== Provided material ==
┌──

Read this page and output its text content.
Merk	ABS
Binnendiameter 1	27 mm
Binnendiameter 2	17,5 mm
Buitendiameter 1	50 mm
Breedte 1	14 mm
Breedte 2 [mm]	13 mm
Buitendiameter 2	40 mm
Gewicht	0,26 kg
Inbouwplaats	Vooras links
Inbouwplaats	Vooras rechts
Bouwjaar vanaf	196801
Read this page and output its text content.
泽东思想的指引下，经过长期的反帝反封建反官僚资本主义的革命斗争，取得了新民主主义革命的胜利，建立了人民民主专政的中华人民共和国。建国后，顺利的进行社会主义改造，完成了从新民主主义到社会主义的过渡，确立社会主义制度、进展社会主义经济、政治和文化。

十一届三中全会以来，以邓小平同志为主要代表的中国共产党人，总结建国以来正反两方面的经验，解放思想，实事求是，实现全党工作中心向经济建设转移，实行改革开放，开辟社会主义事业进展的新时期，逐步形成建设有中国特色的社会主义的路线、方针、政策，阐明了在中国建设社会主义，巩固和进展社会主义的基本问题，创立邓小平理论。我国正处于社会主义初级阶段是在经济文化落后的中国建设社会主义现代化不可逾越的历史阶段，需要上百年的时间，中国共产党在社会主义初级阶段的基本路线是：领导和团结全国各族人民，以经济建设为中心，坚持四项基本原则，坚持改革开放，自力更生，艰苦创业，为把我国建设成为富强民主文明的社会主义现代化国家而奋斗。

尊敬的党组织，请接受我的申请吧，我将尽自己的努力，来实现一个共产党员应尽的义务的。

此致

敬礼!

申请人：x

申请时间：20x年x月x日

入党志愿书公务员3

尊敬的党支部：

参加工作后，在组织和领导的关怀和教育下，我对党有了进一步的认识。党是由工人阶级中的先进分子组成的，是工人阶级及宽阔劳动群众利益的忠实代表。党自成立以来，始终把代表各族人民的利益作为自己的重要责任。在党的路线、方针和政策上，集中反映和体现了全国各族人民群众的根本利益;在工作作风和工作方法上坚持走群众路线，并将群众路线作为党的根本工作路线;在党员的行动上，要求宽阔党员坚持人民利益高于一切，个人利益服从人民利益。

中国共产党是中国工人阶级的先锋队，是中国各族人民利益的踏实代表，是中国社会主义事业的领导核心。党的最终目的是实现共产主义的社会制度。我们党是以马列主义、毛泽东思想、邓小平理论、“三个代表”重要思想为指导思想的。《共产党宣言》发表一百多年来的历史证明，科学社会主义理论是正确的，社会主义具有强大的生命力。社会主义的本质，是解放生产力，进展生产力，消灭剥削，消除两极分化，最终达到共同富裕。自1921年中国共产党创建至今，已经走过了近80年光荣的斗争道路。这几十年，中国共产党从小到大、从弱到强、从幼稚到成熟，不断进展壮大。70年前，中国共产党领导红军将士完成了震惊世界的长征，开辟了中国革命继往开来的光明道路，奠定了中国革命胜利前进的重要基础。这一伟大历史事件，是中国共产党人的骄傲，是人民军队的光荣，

└──
┌──

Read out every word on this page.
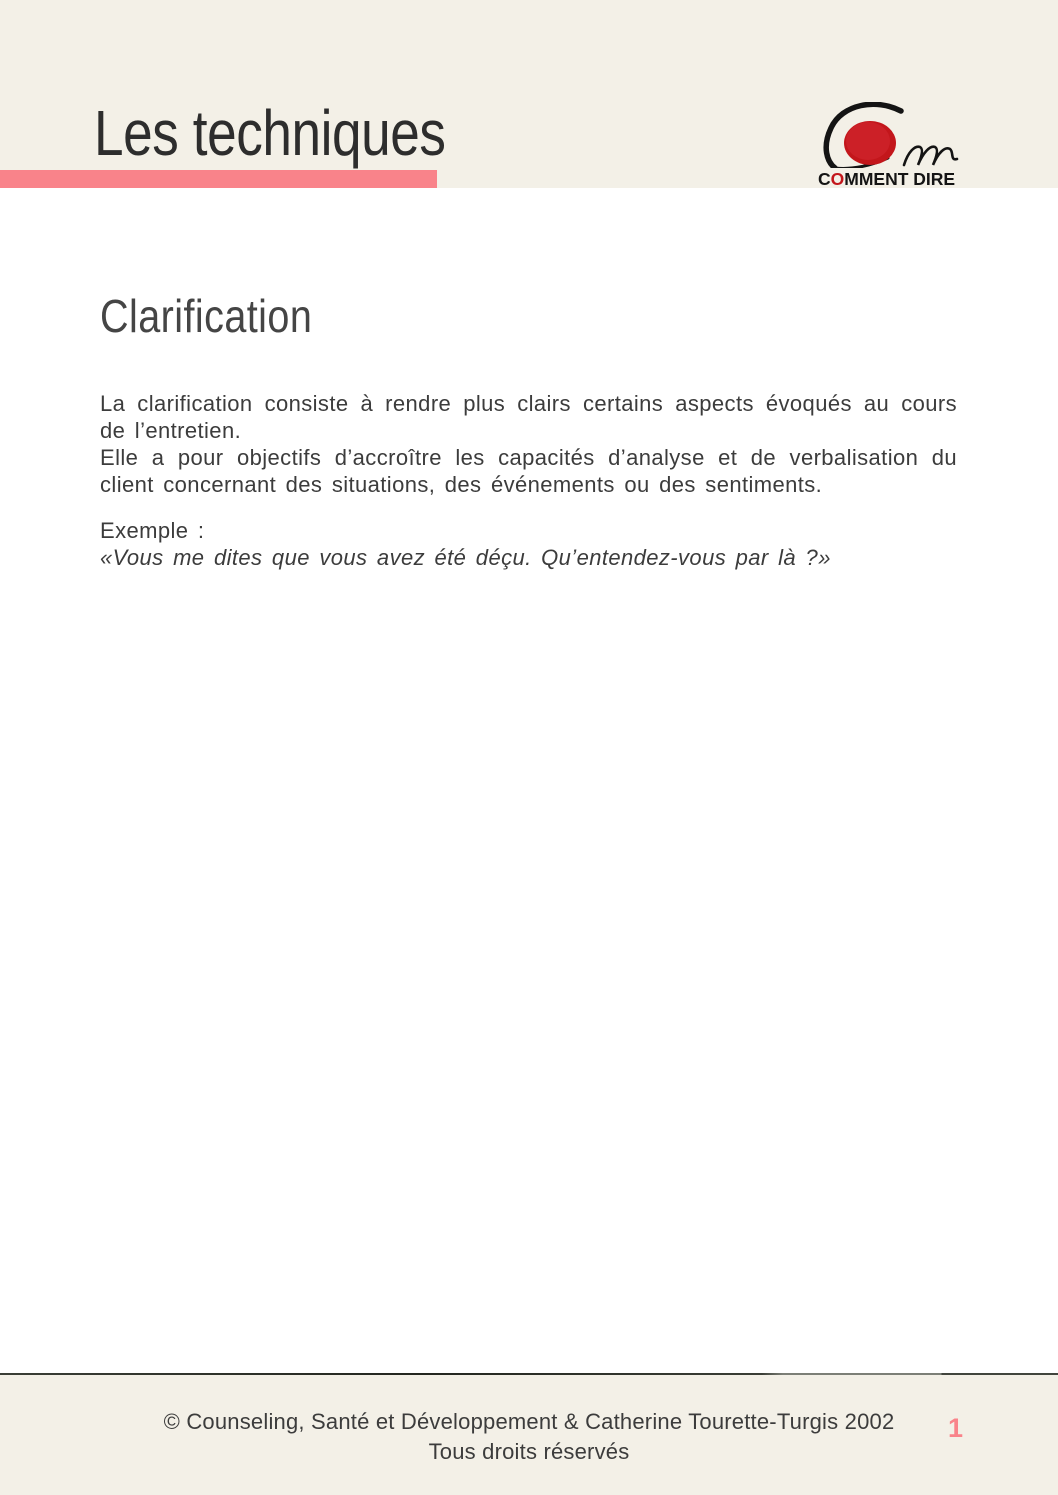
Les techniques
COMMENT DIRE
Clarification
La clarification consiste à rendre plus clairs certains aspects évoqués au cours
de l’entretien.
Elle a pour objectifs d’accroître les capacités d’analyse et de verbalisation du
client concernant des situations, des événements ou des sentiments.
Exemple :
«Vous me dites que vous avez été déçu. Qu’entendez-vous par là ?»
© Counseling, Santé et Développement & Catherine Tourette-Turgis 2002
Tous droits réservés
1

└──
┌──

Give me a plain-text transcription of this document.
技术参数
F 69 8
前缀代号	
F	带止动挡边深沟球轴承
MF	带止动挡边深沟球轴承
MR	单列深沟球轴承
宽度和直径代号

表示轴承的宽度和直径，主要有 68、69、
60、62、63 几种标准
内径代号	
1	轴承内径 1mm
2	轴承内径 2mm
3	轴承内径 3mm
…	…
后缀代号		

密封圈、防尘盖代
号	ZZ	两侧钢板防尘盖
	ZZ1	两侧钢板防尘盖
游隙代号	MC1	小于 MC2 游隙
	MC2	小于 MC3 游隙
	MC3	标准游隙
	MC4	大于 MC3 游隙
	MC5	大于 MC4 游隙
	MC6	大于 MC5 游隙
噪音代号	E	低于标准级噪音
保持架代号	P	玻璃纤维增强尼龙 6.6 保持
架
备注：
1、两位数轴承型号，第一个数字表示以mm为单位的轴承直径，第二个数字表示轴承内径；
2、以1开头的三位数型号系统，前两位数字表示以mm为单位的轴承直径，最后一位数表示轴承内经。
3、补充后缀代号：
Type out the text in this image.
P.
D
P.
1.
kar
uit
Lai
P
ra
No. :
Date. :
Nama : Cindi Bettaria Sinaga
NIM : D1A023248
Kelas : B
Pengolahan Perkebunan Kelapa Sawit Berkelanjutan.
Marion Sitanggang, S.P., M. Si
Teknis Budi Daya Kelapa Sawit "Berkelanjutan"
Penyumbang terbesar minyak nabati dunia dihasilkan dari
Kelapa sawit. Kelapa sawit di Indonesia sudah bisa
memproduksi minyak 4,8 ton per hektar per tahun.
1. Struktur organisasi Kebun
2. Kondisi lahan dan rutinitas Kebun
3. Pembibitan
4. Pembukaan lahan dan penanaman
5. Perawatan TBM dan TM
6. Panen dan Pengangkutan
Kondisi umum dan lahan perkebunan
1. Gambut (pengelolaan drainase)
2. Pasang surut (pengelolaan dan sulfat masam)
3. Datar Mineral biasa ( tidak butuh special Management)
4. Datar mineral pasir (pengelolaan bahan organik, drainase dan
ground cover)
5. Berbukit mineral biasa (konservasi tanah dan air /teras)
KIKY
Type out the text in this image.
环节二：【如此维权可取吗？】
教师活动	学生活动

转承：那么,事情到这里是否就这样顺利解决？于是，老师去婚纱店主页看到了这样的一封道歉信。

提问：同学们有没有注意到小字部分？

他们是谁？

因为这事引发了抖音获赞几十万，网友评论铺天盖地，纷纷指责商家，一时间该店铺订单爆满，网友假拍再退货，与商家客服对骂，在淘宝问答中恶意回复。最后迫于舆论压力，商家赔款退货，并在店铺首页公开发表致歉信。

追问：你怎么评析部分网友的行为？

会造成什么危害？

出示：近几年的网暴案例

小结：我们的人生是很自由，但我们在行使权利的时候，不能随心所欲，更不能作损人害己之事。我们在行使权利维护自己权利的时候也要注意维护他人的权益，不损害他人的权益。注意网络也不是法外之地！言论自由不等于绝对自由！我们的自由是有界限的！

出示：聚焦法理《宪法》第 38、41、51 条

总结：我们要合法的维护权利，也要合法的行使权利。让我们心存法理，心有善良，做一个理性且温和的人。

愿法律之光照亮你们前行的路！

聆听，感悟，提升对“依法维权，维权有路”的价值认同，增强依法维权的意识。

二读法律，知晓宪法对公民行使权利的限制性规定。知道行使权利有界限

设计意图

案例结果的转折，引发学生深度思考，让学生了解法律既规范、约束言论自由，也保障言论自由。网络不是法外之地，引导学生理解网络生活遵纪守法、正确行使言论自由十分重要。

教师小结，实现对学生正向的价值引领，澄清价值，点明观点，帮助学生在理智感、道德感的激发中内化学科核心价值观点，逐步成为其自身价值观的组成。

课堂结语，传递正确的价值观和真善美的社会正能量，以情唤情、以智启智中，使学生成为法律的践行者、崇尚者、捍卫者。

└──

== Short task ==
Make a list of all lines in the data that contain "Inbouwplaats".

== Task result ==
Inbouwplaats	Vooras links
Inbouwplaats	Vooras rechts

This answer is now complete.